Task details
Translate into Spanish this sentence from the text on donor systems and metal complexes: "The wide success of cisplatin, in the clinical treatment of various types of neoplasias, has placed coordination chemistry of metal-based drugs in the front line in the fight against cancer."

Synthesis of new N-, O-, S- and P-donor systems and related metal complexes with applications in bioinorganic and radiopharmaceutical chemistry

The wide success of cisplatin, in the clinical treatment of various types of neoplasias, has placed coordination chemistry of metal-based drugs in the front line in the fight against cancer. Although highly effective in treating a variety of cancers, the cure with cisplatin is still limited by several side effects and by inherited or acquired resistance phenomena. In the extensive research for other cytotoxic metal-based agents with improved pharmacological properties, complexes of group 11 metals showed encouraging perspectives. The aim of research group is the synthesis of new N-, O-, S- and P-donor systems and the development of innovative metal complexes valuable on the basis of the structural features, the redox properties and the ability of the ligand to selectively complex the metal. Particular attention has been addressed to the synthesis of water soluble copper(I) complexes showing in vitro antitumor activity, for example [HC(CO2)(pzMe2)2Cu(thp)2] and [HC(CO2)(tz)2Cu(thp)2], nitroimidazole and glucosamine conjugated heteroscorpionate ligands and related copper(II) complexes and group 11 metal compounds, such as [M(L)4][PF6] (M = Cu(I), Ag(I) or Au(I), L = tris(hydroxymethyl)phosphine, 1,3,5-triaza-7-phosphaadamantane or tris(hydroxypropyl)phosphine), with applications as radiopharmaceuticals and as anticancer agents. This research group has also focused on synthesizing novel N2S2- and N3S2-donor macrocyclic ligands based on the L,L-ethylenedicysteine skeleton, the related cold copper(II) and radioactive 64Cu(II) complexes useful as radiopharmaceuticals.

Excerpted data
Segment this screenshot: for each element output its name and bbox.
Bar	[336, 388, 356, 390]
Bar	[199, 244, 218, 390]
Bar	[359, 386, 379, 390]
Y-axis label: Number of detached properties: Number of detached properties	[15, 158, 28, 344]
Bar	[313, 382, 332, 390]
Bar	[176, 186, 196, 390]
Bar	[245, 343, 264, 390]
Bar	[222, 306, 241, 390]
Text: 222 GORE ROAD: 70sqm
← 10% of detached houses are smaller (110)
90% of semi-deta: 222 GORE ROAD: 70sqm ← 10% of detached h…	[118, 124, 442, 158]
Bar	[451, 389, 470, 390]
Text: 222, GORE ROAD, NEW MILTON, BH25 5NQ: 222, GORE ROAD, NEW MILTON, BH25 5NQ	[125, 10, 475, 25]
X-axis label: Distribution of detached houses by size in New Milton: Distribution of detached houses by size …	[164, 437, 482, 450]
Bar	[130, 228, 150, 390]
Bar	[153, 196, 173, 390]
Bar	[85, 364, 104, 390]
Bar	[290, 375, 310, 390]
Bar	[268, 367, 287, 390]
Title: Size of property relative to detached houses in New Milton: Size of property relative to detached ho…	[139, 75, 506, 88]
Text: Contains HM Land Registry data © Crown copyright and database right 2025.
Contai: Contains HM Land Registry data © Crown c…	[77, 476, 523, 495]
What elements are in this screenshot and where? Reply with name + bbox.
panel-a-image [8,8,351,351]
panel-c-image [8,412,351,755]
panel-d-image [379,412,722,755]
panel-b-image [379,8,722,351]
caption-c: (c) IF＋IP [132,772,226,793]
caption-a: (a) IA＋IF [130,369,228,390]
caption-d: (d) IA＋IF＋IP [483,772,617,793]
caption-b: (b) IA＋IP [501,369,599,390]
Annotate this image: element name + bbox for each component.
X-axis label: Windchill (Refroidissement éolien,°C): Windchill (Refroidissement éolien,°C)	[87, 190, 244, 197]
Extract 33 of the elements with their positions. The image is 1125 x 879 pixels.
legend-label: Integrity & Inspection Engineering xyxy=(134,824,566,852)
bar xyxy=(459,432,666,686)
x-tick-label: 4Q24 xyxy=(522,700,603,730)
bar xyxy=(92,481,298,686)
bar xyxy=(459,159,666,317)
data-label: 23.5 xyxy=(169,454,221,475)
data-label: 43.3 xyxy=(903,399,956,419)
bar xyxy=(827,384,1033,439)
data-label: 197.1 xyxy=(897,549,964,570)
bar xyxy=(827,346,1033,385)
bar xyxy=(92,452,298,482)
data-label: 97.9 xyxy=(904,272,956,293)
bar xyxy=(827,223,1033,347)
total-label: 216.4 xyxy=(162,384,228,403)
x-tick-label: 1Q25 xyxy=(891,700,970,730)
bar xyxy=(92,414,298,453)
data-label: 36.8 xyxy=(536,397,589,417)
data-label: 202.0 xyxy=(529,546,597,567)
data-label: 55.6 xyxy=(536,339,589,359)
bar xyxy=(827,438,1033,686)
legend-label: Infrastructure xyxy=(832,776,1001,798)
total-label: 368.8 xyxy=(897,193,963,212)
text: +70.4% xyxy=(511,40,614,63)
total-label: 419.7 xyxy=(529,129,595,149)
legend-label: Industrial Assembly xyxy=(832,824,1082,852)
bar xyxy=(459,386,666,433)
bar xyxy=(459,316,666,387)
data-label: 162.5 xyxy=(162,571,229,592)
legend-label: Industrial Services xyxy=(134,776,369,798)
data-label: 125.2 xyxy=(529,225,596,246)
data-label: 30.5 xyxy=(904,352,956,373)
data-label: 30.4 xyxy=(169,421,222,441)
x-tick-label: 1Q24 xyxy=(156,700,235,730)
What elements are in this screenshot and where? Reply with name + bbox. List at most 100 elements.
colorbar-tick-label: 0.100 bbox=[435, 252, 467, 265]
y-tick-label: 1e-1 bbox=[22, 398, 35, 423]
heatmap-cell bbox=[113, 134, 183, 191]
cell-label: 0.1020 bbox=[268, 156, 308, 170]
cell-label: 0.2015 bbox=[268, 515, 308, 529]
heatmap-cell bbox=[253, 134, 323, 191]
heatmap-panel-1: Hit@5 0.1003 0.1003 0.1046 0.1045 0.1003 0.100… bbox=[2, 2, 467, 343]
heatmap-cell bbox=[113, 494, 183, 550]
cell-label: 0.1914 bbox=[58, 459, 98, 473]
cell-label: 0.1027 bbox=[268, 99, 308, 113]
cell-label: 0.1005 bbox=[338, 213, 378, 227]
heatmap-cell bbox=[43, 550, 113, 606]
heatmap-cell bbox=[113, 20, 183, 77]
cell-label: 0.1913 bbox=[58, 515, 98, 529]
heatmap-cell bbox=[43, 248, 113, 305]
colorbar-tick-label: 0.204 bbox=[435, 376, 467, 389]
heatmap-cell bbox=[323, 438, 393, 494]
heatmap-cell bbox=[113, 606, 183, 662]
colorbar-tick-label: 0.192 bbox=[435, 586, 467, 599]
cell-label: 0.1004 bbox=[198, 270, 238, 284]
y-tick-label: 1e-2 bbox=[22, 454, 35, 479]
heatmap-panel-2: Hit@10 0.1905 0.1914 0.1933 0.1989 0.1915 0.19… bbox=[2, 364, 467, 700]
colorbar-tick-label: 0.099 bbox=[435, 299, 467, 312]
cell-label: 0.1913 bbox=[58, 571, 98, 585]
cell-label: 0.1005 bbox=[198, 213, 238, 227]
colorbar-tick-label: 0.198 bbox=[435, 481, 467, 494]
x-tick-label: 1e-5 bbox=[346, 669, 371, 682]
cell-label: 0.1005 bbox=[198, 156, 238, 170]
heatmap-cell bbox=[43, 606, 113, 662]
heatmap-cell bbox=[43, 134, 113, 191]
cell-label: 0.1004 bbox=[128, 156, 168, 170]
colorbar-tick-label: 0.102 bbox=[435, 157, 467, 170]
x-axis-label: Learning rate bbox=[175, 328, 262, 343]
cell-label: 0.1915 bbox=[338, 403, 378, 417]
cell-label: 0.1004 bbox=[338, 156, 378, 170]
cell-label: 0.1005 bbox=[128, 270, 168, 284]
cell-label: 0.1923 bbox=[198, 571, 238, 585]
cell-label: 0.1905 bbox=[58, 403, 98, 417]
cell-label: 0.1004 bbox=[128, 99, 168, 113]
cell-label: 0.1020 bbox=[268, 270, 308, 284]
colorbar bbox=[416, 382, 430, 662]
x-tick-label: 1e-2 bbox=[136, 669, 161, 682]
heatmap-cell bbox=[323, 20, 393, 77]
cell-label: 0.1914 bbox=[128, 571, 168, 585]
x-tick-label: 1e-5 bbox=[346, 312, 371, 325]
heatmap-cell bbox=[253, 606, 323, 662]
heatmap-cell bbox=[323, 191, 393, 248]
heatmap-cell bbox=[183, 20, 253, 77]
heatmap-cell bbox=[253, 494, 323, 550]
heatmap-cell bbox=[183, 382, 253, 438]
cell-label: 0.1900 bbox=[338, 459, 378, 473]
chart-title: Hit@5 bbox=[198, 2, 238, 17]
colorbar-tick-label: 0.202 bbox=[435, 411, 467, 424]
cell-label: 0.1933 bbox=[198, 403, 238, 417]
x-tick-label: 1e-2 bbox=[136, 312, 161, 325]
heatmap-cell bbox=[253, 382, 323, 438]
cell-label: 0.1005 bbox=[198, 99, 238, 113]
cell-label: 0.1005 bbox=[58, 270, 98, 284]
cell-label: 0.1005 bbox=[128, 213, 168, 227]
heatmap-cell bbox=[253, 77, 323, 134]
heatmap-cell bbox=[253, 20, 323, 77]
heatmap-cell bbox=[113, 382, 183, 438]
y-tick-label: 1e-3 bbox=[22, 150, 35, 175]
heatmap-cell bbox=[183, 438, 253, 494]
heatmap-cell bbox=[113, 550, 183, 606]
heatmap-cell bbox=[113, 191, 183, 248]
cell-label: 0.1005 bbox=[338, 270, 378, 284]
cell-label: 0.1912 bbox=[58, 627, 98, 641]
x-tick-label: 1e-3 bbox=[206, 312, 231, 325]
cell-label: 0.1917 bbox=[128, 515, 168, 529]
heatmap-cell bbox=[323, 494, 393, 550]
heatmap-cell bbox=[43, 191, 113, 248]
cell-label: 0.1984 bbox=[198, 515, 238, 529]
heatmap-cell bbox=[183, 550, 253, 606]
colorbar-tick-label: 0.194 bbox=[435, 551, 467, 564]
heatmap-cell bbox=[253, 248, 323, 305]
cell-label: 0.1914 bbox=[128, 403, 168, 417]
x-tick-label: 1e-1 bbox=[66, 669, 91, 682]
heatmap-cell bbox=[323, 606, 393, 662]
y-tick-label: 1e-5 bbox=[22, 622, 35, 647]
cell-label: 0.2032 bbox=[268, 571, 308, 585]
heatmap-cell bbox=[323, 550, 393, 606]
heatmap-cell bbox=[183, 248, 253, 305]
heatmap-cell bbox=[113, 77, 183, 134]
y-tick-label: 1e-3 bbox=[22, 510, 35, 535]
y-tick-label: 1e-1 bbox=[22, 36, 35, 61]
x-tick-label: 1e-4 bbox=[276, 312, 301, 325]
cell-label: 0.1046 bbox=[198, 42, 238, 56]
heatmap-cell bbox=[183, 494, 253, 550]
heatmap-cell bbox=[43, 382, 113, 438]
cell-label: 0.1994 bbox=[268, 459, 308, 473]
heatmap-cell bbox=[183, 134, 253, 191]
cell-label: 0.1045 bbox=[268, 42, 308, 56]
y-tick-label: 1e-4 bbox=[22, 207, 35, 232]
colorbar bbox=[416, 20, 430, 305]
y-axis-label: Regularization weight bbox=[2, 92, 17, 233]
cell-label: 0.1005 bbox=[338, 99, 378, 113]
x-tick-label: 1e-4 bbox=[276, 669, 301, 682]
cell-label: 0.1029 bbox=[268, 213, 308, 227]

Result of the task
El amplio éxito del cisplatino en el tratamiento clínico de diversos tipos de neoplasias ha situado la química de coordinación de los fármacos basados en metales en primera línea de la lucha contra el cáncer.